**Requirements**
Gather each line of the records where "title" appears.

**Input for this task**

┏━━

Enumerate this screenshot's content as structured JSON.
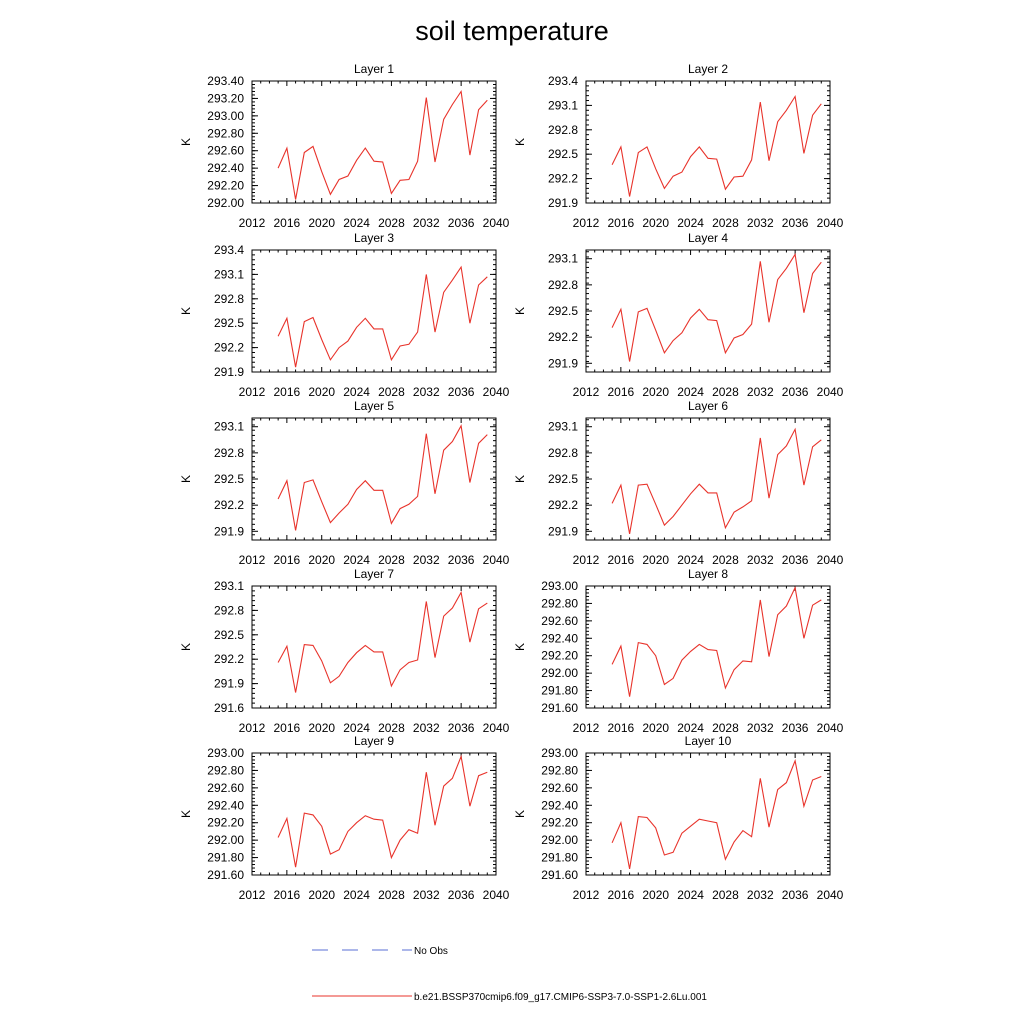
{
  "figure": {
    "title": "soil temperature",
    "legend": [
      {
        "label": "No Obs",
        "color": "#5a6fd6",
        "dash": "dashed"
      },
      {
        "label": "b.e21.BSSP370cmip6.f09_g17.CMIP6-SSP3-7.0-SSP1-2.6Lu.001",
        "color": "#e8332b",
        "dash": "solid"
      }
    ]
  },
  "chart_data": [
    {
      "type": "line",
      "title": "Layer 1",
      "ylabel": "K",
      "xlim": [
        2012,
        2040
      ],
      "ylim": [
        292.0,
        293.4
      ],
      "xticks": [
        2012,
        2016,
        2020,
        2024,
        2028,
        2032,
        2036,
        2040
      ],
      "yticks": [
        "292.00",
        "292.20",
        "292.40",
        "292.60",
        "292.80",
        "293.00",
        "293.20",
        "293.40"
      ],
      "series": [
        {
          "name": "b.e21.BSSP370cmip6.f09_g17.CMIP6-SSP3-7.0-SSP1-2.6Lu.001",
          "x": [
            2015,
            2016,
            2017,
            2018,
            2019,
            2020,
            2021,
            2022,
            2023,
            2024,
            2025,
            2026,
            2027,
            2028,
            2029,
            2030,
            2031,
            2032,
            2033,
            2034,
            2035,
            2036,
            2037,
            2038,
            2039
          ],
          "values": [
            292.4,
            292.63,
            292.04,
            292.58,
            292.65,
            292.36,
            292.1,
            292.27,
            292.31,
            292.49,
            292.63,
            292.48,
            292.47,
            292.11,
            292.26,
            292.27,
            292.48,
            293.21,
            292.47,
            292.96,
            293.13,
            293.28,
            292.55,
            293.07,
            293.18
          ]
        }
      ]
    },
    {
      "type": "line",
      "title": "Layer 2",
      "ylabel": "K",
      "xlim": [
        2012,
        2040
      ],
      "ylim": [
        291.9,
        293.4
      ],
      "xticks": [
        2012,
        2016,
        2020,
        2024,
        2028,
        2032,
        2036,
        2040
      ],
      "yticks": [
        "291.9",
        "292.2",
        "292.5",
        "292.8",
        "293.1",
        "293.4"
      ],
      "series": [
        {
          "name": "b.e21.BSSP370cmip6.f09_g17.CMIP6-SSP3-7.0-SSP1-2.6Lu.001",
          "x": [
            2015,
            2016,
            2017,
            2018,
            2019,
            2020,
            2021,
            2022,
            2023,
            2024,
            2025,
            2026,
            2027,
            2028,
            2029,
            2030,
            2031,
            2032,
            2033,
            2034,
            2035,
            2036,
            2037,
            2038,
            2039
          ],
          "values": [
            292.37,
            292.59,
            291.98,
            292.52,
            292.59,
            292.32,
            292.08,
            292.23,
            292.28,
            292.47,
            292.59,
            292.45,
            292.44,
            292.07,
            292.22,
            292.23,
            292.43,
            293.14,
            292.42,
            292.9,
            293.04,
            293.21,
            292.51,
            292.98,
            293.12
          ]
        }
      ]
    },
    {
      "type": "line",
      "title": "Layer 3",
      "ylabel": "K",
      "xlim": [
        2012,
        2040
      ],
      "ylim": [
        291.9,
        293.4
      ],
      "xticks": [
        2012,
        2016,
        2020,
        2024,
        2028,
        2032,
        2036,
        2040
      ],
      "yticks": [
        "291.9",
        "292.2",
        "292.5",
        "292.8",
        "293.1",
        "293.4"
      ],
      "series": [
        {
          "name": "b.e21.BSSP370cmip6.f09_g17.CMIP6-SSP3-7.0-SSP1-2.6Lu.001",
          "x": [
            2015,
            2016,
            2017,
            2018,
            2019,
            2020,
            2021,
            2022,
            2023,
            2024,
            2025,
            2026,
            2027,
            2028,
            2029,
            2030,
            2031,
            2032,
            2033,
            2034,
            2035,
            2036,
            2037,
            2038,
            2039
          ],
          "values": [
            292.34,
            292.56,
            291.96,
            292.52,
            292.57,
            292.3,
            292.05,
            292.2,
            292.28,
            292.45,
            292.56,
            292.43,
            292.43,
            292.05,
            292.22,
            292.24,
            292.39,
            293.1,
            292.39,
            292.88,
            293.03,
            293.19,
            292.5,
            292.97,
            293.07
          ]
        }
      ]
    },
    {
      "type": "line",
      "title": "Layer 4",
      "ylabel": "K",
      "xlim": [
        2012,
        2040
      ],
      "ylim": [
        291.8,
        293.2
      ],
      "xticks": [
        2012,
        2016,
        2020,
        2024,
        2028,
        2032,
        2036,
        2040
      ],
      "yticks": [
        "291.9",
        "292.2",
        "292.5",
        "292.8",
        "293.1"
      ],
      "series": [
        {
          "name": "b.e21.BSSP370cmip6.f09_g17.CMIP6-SSP3-7.0-SSP1-2.6Lu.001",
          "x": [
            2015,
            2016,
            2017,
            2018,
            2019,
            2020,
            2021,
            2022,
            2023,
            2024,
            2025,
            2026,
            2027,
            2028,
            2029,
            2030,
            2031,
            2032,
            2033,
            2034,
            2035,
            2036,
            2037,
            2038,
            2039
          ],
          "values": [
            292.31,
            292.52,
            291.92,
            292.49,
            292.53,
            292.28,
            292.02,
            292.16,
            292.25,
            292.42,
            292.52,
            292.4,
            292.39,
            292.02,
            292.19,
            292.23,
            292.35,
            293.07,
            292.37,
            292.86,
            292.99,
            293.15,
            292.48,
            292.93,
            293.06
          ]
        }
      ]
    },
    {
      "type": "line",
      "title": "Layer 5",
      "ylabel": "K",
      "xlim": [
        2012,
        2040
      ],
      "ylim": [
        291.8,
        293.2
      ],
      "xticks": [
        2012,
        2016,
        2020,
        2024,
        2028,
        2032,
        2036,
        2040
      ],
      "yticks": [
        "291.9",
        "292.2",
        "292.5",
        "292.8",
        "293.1"
      ],
      "series": [
        {
          "name": "b.e21.BSSP370cmip6.f09_g17.CMIP6-SSP3-7.0-SSP1-2.6Lu.001",
          "x": [
            2015,
            2016,
            2017,
            2018,
            2019,
            2020,
            2021,
            2022,
            2023,
            2024,
            2025,
            2026,
            2027,
            2028,
            2029,
            2030,
            2031,
            2032,
            2033,
            2034,
            2035,
            2036,
            2037,
            2038,
            2039
          ],
          "values": [
            292.27,
            292.48,
            291.91,
            292.46,
            292.49,
            292.24,
            292.0,
            292.11,
            292.21,
            292.38,
            292.48,
            292.37,
            292.37,
            291.99,
            292.16,
            292.21,
            292.3,
            293.02,
            292.33,
            292.83,
            292.93,
            293.11,
            292.46,
            292.91,
            293.01
          ]
        }
      ]
    },
    {
      "type": "line",
      "title": "Layer 6",
      "ylabel": "K",
      "xlim": [
        2012,
        2040
      ],
      "ylim": [
        291.8,
        293.2
      ],
      "xticks": [
        2012,
        2016,
        2020,
        2024,
        2028,
        2032,
        2036,
        2040
      ],
      "yticks": [
        "291.9",
        "292.2",
        "292.5",
        "292.8",
        "293.1"
      ],
      "series": [
        {
          "name": "b.e21.BSSP370cmip6.f09_g17.CMIP6-SSP3-7.0-SSP1-2.6Lu.001",
          "x": [
            2015,
            2016,
            2017,
            2018,
            2019,
            2020,
            2021,
            2022,
            2023,
            2024,
            2025,
            2026,
            2027,
            2028,
            2029,
            2030,
            2031,
            2032,
            2033,
            2034,
            2035,
            2036,
            2037,
            2038,
            2039
          ],
          "values": [
            292.22,
            292.43,
            291.87,
            292.43,
            292.44,
            292.21,
            291.97,
            292.07,
            292.2,
            292.33,
            292.44,
            292.34,
            292.34,
            291.94,
            292.12,
            292.18,
            292.25,
            292.97,
            292.28,
            292.78,
            292.88,
            293.07,
            292.43,
            292.87,
            292.95
          ]
        }
      ]
    },
    {
      "type": "line",
      "title": "Layer 7",
      "ylabel": "K",
      "xlim": [
        2012,
        2040
      ],
      "ylim": [
        291.6,
        293.1
      ],
      "xticks": [
        2012,
        2016,
        2020,
        2024,
        2028,
        2032,
        2036,
        2040
      ],
      "yticks": [
        "291.6",
        "291.9",
        "292.2",
        "292.5",
        "292.8",
        "293.1"
      ],
      "series": [
        {
          "name": "b.e21.BSSP370cmip6.f09_g17.CMIP6-SSP3-7.0-SSP1-2.6Lu.001",
          "x": [
            2015,
            2016,
            2017,
            2018,
            2019,
            2020,
            2021,
            2022,
            2023,
            2024,
            2025,
            2026,
            2027,
            2028,
            2029,
            2030,
            2031,
            2032,
            2033,
            2034,
            2035,
            2036,
            2037,
            2038,
            2039
          ],
          "values": [
            292.16,
            292.36,
            291.79,
            292.38,
            292.37,
            292.18,
            291.91,
            291.99,
            292.16,
            292.28,
            292.37,
            292.29,
            292.29,
            291.87,
            292.07,
            292.16,
            292.19,
            292.91,
            292.22,
            292.73,
            292.83,
            293.02,
            292.41,
            292.82,
            292.89
          ]
        }
      ]
    },
    {
      "type": "line",
      "title": "Layer 8",
      "ylabel": "K",
      "xlim": [
        2012,
        2040
      ],
      "ylim": [
        291.6,
        293.0
      ],
      "xticks": [
        2012,
        2016,
        2020,
        2024,
        2028,
        2032,
        2036,
        2040
      ],
      "yticks": [
        "291.60",
        "291.80",
        "292.00",
        "292.20",
        "292.40",
        "292.60",
        "292.80",
        "293.00"
      ],
      "series": [
        {
          "name": "b.e21.BSSP370cmip6.f09_g17.CMIP6-SSP3-7.0-SSP1-2.6Lu.001",
          "x": [
            2015,
            2016,
            2017,
            2018,
            2019,
            2020,
            2021,
            2022,
            2023,
            2024,
            2025,
            2026,
            2027,
            2028,
            2029,
            2030,
            2031,
            2032,
            2033,
            2034,
            2035,
            2036,
            2037,
            2038,
            2039
          ],
          "values": [
            292.1,
            292.31,
            291.73,
            292.35,
            292.33,
            292.2,
            291.87,
            291.94,
            292.15,
            292.25,
            292.33,
            292.27,
            292.26,
            291.83,
            292.04,
            292.14,
            292.13,
            292.84,
            292.19,
            292.67,
            292.77,
            292.98,
            292.4,
            292.78,
            292.84
          ]
        }
      ]
    },
    {
      "type": "line",
      "title": "Layer 9",
      "ylabel": "K",
      "xlim": [
        2012,
        2040
      ],
      "ylim": [
        291.6,
        293.0
      ],
      "xticks": [
        2012,
        2016,
        2020,
        2024,
        2028,
        2032,
        2036,
        2040
      ],
      "yticks": [
        "291.60",
        "291.80",
        "292.00",
        "292.20",
        "292.40",
        "292.60",
        "292.80",
        "293.00"
      ],
      "series": [
        {
          "name": "b.e21.BSSP370cmip6.f09_g17.CMIP6-SSP3-7.0-SSP1-2.6Lu.001",
          "x": [
            2015,
            2016,
            2017,
            2018,
            2019,
            2020,
            2021,
            2022,
            2023,
            2024,
            2025,
            2026,
            2027,
            2028,
            2029,
            2030,
            2031,
            2032,
            2033,
            2034,
            2035,
            2036,
            2037,
            2038,
            2039
          ],
          "values": [
            292.03,
            292.25,
            291.69,
            292.31,
            292.29,
            292.16,
            291.84,
            291.89,
            292.1,
            292.2,
            292.28,
            292.24,
            292.23,
            291.8,
            292.0,
            292.12,
            292.08,
            292.78,
            292.17,
            292.62,
            292.71,
            292.96,
            292.39,
            292.74,
            292.78
          ]
        }
      ]
    },
    {
      "type": "line",
      "title": "Layer 10",
      "ylabel": "K",
      "xlim": [
        2012,
        2040
      ],
      "ylim": [
        291.6,
        293.0
      ],
      "xticks": [
        2012,
        2016,
        2020,
        2024,
        2028,
        2032,
        2036,
        2040
      ],
      "yticks": [
        "291.60",
        "291.80",
        "292.00",
        "292.20",
        "292.40",
        "292.60",
        "292.80",
        "293.00"
      ],
      "series": [
        {
          "name": "b.e21.BSSP370cmip6.f09_g17.CMIP6-SSP3-7.0-SSP1-2.6Lu.001",
          "x": [
            2015,
            2016,
            2017,
            2018,
            2019,
            2020,
            2021,
            2022,
            2023,
            2024,
            2025,
            2026,
            2027,
            2028,
            2029,
            2030,
            2031,
            2032,
            2033,
            2034,
            2035,
            2036,
            2037,
            2038,
            2039
          ],
          "values": [
            291.97,
            292.2,
            291.67,
            292.27,
            292.26,
            292.14,
            291.83,
            291.86,
            292.08,
            292.16,
            292.24,
            292.22,
            292.2,
            291.78,
            291.98,
            292.11,
            292.04,
            292.71,
            292.15,
            292.58,
            292.66,
            292.91,
            292.39,
            292.69,
            292.73
          ]
        }
      ]
    }
  ]
}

┗━━

**Written reply**
    "title": "soil temperature",
      "title": "Layer 1",
      "title": "Layer 2",
      "title": "Layer 3",
      "title": "Layer 4",
      "title": "Layer 5",
      "title": "Layer 6",
      "title": "Layer 7",
      "title": "Layer 8",
      "title": "Layer 9",
      "title": "Layer 10",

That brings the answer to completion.